◆ TASK INSTRUCTIONS ◆
Pull every line containing the word "time" from the records.

◆ INFORMATION SHOWN ◆
+ + +
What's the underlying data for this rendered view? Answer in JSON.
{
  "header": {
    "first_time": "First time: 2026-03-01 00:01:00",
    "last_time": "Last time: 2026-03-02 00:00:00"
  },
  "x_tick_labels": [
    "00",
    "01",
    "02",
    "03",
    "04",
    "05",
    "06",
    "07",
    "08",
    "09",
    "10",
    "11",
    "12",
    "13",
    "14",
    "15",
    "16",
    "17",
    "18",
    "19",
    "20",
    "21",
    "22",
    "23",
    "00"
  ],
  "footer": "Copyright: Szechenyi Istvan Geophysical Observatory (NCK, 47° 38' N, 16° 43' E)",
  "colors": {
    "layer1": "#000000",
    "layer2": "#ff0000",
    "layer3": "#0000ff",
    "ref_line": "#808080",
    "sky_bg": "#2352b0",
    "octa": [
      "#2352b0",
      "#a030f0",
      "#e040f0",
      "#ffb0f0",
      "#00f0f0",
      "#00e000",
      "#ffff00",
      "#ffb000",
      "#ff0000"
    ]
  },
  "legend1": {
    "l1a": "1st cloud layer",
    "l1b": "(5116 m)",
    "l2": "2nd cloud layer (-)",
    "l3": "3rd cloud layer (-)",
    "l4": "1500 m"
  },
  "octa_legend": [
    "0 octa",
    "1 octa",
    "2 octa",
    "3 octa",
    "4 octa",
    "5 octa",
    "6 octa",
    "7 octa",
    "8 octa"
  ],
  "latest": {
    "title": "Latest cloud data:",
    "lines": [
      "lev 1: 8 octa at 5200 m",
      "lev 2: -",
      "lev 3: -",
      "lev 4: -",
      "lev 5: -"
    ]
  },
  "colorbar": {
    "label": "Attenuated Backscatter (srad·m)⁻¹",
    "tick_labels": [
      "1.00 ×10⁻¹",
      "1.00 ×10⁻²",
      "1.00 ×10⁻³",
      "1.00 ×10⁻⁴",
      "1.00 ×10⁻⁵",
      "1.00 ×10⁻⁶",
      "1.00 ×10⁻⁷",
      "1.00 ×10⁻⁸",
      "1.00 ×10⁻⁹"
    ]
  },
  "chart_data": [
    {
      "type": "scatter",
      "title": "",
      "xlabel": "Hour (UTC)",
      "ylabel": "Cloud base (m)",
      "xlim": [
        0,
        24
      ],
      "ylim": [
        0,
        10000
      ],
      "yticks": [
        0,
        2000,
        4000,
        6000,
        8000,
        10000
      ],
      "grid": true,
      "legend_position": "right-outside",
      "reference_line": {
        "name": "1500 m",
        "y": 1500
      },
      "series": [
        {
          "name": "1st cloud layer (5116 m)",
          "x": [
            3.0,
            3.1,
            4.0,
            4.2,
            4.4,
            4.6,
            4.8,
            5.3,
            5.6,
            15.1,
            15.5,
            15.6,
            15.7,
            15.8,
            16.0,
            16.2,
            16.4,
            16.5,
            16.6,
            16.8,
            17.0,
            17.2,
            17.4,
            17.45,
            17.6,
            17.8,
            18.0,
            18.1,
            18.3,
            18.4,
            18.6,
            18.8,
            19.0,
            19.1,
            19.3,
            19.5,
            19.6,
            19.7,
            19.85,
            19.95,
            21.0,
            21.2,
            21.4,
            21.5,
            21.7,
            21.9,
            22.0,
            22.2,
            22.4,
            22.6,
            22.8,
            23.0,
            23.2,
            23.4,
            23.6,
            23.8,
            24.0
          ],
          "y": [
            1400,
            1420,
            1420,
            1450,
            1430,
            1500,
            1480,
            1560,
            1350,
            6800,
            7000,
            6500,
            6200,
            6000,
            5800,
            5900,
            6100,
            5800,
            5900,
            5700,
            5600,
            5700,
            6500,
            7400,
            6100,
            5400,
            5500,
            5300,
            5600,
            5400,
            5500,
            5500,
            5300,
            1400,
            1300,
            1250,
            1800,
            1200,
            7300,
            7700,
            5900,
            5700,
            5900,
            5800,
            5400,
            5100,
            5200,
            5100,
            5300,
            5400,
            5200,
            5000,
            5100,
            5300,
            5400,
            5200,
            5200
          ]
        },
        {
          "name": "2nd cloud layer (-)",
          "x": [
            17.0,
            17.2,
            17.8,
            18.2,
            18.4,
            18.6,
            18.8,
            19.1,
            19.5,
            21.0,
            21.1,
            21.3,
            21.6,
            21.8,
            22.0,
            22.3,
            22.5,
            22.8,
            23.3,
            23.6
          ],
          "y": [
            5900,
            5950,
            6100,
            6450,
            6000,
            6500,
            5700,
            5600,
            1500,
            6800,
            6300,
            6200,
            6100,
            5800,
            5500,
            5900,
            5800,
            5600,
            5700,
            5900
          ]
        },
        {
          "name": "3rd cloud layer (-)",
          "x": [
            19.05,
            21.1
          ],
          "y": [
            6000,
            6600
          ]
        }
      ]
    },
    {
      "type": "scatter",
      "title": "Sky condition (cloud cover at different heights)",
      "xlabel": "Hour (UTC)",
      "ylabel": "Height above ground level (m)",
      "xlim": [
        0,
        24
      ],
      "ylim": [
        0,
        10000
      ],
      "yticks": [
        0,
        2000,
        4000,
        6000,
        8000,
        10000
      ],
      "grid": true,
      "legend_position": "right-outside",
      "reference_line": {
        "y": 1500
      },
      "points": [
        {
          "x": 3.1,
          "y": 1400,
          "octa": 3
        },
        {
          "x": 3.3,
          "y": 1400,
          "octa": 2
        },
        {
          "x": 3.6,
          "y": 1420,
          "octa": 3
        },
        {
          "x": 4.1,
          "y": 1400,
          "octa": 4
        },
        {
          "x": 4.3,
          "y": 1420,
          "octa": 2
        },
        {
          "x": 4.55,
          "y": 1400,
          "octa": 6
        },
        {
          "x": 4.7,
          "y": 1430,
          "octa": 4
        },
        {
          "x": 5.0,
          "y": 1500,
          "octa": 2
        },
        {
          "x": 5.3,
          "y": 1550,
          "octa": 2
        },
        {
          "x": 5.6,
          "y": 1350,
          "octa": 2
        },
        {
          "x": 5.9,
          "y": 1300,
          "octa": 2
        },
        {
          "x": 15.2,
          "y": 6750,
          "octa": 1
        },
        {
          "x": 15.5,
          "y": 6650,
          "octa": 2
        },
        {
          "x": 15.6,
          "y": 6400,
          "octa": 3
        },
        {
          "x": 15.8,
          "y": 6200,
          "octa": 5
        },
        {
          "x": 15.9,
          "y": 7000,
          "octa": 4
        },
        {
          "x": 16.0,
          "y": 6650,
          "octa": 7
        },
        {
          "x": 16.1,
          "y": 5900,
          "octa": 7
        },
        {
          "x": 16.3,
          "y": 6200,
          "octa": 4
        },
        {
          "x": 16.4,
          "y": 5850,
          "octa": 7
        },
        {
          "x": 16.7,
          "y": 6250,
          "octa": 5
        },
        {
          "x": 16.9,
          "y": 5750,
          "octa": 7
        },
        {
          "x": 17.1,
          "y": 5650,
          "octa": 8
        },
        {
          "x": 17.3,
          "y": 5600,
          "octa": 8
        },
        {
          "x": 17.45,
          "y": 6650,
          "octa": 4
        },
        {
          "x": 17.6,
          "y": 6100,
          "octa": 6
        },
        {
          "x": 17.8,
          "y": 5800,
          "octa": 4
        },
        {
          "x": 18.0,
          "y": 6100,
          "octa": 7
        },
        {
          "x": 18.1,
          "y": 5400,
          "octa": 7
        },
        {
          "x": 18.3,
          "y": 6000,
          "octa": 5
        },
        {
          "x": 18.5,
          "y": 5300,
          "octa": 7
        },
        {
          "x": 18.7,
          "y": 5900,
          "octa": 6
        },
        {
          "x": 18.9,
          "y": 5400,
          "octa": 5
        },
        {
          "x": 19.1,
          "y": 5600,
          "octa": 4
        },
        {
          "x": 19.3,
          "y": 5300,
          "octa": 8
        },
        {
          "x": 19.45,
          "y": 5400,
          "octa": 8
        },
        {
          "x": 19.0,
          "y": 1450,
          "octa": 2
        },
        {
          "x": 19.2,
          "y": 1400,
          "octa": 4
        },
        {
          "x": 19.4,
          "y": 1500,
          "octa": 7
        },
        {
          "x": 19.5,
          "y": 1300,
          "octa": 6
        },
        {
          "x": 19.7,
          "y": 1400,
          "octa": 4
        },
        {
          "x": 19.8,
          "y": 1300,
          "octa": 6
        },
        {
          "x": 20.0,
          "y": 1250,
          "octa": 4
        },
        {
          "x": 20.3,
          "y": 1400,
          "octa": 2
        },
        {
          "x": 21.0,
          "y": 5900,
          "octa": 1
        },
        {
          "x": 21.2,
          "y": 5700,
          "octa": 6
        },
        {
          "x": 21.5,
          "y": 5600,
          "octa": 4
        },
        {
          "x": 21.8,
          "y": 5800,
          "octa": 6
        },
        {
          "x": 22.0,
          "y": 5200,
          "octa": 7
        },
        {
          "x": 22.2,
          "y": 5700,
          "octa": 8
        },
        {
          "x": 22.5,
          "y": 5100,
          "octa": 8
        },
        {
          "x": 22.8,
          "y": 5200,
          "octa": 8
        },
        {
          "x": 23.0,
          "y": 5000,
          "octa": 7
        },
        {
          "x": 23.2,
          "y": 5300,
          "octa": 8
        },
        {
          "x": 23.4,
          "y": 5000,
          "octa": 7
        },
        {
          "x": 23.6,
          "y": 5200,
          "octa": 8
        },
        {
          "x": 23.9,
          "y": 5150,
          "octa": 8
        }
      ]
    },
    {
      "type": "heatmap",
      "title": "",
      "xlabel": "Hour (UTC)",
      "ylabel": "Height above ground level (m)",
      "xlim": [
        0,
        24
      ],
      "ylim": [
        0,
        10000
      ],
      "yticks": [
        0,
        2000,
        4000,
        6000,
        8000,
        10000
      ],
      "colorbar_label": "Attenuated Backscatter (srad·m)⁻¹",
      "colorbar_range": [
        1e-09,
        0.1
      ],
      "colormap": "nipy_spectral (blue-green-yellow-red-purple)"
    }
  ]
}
+ + +
◆ ANSWER IN FULL ◆
    "first_time": "First time: 2026-03-01 00:01:00",
    "last_time": "Last time: 2026-03-02 00:00:00"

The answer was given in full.